+++ Extracted records +++
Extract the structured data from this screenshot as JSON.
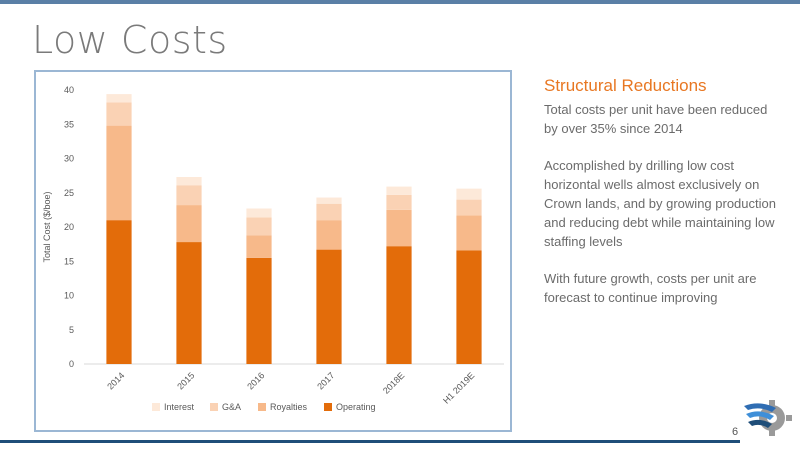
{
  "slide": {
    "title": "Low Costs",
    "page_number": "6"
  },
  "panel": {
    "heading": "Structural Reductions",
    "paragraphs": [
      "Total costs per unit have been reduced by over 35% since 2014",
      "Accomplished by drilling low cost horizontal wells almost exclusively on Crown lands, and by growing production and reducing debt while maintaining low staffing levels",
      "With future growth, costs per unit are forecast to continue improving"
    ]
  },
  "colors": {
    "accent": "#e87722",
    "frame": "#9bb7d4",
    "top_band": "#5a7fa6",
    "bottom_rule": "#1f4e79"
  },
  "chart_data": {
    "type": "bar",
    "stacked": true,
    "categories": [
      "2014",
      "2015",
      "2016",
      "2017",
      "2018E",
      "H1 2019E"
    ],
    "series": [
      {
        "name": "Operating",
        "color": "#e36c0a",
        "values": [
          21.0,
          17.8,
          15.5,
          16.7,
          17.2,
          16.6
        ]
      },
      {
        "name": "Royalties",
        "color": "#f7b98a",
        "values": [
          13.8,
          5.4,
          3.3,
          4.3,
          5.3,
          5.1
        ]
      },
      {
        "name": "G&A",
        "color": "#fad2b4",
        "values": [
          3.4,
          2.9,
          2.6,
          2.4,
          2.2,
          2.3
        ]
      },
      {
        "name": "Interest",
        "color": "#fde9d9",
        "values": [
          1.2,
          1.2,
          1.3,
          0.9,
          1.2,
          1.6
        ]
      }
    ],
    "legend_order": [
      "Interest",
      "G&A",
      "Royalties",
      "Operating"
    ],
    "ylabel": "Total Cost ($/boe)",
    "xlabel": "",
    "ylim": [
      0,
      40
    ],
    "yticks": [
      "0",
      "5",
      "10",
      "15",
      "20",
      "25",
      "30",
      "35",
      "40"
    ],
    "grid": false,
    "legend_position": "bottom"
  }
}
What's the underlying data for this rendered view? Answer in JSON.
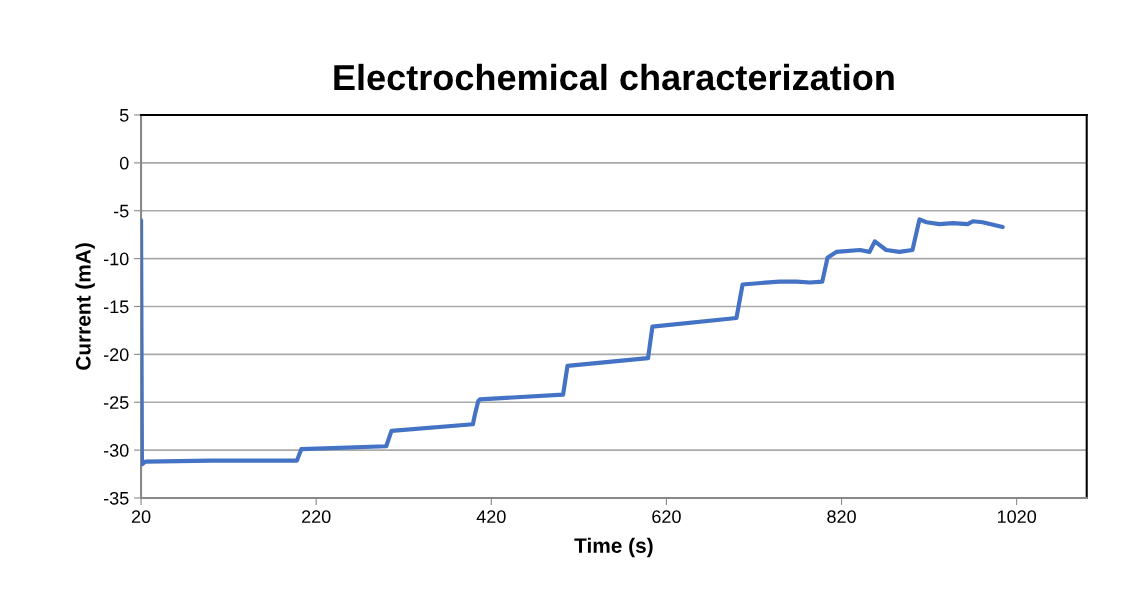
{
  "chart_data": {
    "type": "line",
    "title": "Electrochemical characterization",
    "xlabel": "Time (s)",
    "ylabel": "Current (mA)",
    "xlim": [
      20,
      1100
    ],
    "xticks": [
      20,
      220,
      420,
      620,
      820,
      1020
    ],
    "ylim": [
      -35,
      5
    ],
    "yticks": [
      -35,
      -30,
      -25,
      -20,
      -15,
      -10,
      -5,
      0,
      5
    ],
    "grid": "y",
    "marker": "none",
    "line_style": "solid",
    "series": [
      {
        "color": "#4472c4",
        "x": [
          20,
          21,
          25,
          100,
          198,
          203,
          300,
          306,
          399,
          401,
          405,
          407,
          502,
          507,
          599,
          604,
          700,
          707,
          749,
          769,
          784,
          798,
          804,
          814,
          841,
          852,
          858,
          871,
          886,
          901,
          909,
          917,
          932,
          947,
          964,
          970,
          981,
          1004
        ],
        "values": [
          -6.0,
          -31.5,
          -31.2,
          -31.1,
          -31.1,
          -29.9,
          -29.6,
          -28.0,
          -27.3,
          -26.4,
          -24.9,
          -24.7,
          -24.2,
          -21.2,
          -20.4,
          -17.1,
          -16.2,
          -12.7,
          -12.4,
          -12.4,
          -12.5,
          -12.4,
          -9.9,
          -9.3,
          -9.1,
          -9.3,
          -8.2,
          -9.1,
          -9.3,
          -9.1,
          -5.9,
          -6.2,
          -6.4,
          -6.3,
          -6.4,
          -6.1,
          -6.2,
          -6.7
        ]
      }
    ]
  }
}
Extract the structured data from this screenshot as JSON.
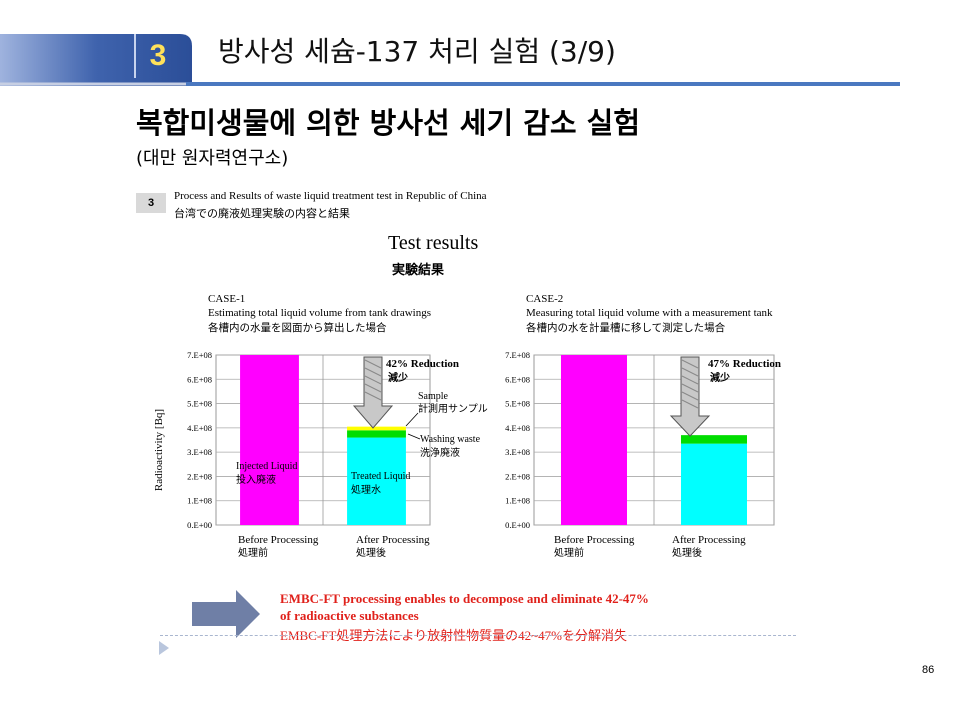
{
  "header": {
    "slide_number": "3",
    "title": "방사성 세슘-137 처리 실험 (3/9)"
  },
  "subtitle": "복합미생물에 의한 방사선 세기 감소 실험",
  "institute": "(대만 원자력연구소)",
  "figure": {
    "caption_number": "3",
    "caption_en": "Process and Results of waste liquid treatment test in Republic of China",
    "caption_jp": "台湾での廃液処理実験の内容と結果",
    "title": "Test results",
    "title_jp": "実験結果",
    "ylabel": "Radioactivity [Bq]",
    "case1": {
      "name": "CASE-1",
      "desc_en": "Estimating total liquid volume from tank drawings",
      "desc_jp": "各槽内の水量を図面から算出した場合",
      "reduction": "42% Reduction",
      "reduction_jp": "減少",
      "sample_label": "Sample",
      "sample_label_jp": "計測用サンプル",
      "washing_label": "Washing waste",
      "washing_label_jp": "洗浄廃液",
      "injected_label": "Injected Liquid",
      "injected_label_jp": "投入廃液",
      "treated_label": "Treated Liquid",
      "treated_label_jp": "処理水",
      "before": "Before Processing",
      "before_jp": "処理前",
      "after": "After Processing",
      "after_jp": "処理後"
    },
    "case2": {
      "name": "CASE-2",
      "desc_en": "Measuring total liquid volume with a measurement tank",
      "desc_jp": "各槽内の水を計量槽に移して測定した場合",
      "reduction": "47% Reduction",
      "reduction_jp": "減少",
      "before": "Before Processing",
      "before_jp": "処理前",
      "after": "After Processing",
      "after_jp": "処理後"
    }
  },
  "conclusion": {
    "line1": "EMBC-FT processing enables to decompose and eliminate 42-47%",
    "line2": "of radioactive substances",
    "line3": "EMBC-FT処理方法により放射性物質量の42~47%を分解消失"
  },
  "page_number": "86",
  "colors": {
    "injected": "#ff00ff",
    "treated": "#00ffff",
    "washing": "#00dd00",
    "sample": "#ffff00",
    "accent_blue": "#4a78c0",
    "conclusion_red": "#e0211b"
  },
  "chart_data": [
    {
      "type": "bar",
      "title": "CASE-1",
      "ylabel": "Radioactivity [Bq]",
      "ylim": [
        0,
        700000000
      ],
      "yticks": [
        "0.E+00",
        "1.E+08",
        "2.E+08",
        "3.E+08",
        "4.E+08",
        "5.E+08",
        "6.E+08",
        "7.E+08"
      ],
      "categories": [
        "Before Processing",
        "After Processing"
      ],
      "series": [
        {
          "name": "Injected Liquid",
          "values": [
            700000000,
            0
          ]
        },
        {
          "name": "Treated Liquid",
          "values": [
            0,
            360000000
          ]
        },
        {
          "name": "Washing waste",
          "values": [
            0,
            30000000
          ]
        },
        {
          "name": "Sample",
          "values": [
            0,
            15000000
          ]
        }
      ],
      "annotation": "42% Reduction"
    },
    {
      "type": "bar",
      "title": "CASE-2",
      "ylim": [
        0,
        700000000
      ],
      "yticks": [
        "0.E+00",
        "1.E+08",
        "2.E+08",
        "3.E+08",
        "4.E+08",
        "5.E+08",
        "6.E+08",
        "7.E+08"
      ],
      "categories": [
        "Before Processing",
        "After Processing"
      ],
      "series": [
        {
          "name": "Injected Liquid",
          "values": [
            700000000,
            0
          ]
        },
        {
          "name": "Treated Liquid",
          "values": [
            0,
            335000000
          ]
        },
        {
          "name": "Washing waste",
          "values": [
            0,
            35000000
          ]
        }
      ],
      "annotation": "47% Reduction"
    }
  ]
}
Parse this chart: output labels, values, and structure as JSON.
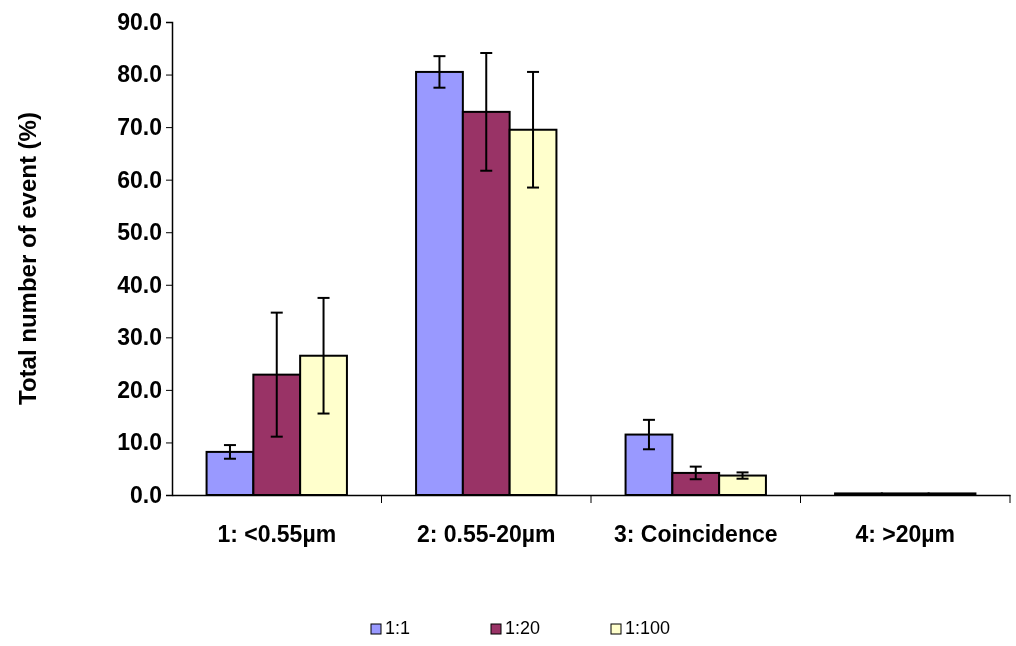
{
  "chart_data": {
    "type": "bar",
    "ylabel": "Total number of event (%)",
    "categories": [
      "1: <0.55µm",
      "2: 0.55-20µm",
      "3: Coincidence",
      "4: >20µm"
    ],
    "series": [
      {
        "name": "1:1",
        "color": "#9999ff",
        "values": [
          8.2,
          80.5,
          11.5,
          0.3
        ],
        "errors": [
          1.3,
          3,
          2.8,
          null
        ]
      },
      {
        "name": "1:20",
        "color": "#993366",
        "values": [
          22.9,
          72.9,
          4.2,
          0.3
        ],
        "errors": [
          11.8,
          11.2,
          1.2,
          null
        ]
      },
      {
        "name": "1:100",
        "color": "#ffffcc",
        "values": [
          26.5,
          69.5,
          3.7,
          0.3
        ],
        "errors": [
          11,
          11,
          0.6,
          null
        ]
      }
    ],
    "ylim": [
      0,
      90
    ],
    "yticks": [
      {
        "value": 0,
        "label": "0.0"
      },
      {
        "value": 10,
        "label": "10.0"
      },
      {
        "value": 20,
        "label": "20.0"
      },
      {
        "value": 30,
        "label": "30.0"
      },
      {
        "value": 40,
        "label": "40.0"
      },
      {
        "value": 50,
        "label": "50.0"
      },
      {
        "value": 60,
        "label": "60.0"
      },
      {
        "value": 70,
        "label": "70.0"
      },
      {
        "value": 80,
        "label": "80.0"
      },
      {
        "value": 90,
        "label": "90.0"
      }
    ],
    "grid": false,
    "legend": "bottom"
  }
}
+++
Pick out every line above that holds the word "tank" and copy it.

| Task response |
      "desc_en": "Estimating total liquid volume from tank drawings",
      "desc_en": "Measuring total liquid volume with a measurement tank",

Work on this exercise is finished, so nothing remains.